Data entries
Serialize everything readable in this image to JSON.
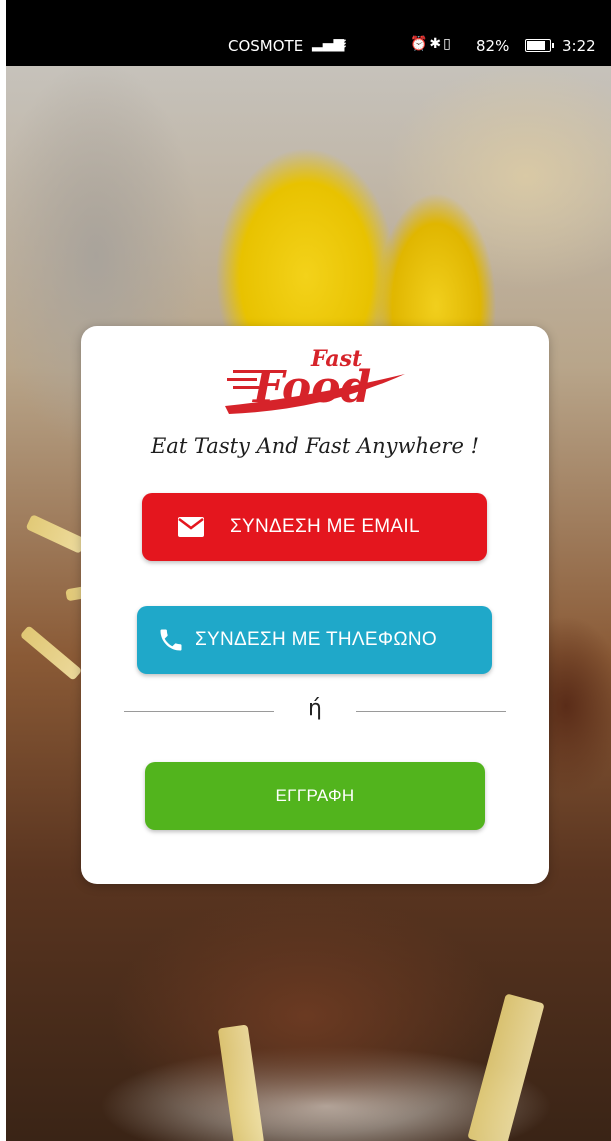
{
  "status_bar": {
    "carrier": "COSMOTE",
    "battery_percent": "82%",
    "time": "3:22"
  },
  "app": {
    "logo_small": "Fast",
    "logo_big": "Food",
    "tagline": "Eat Tasty And Fast Anywhere !"
  },
  "buttons": {
    "email_label": "ΣΥΝΔΕΣΗ ΜΕ EMAIL",
    "phone_label": "ΣΥΝΔΕΣΗ ΜΕ ΤΗΛΕΦΩΝΟ",
    "register_label": "ΕΓΓΡΑΦΗ"
  },
  "divider_text": "ή",
  "colors": {
    "email_button": "#e4161e",
    "phone_button": "#1fa8c9",
    "register_button": "#52b41d",
    "logo": "#d6232a"
  },
  "icons": {
    "email": "envelope-icon",
    "phone": "phone-icon"
  }
}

• [What the exercise asks]: In the records above, find each line with the word "Fast" and copy it.

• [Response to the exercise]:
    "logo_small": "Fast",
    "tagline": "Eat Tasty And Fast Anywhere !"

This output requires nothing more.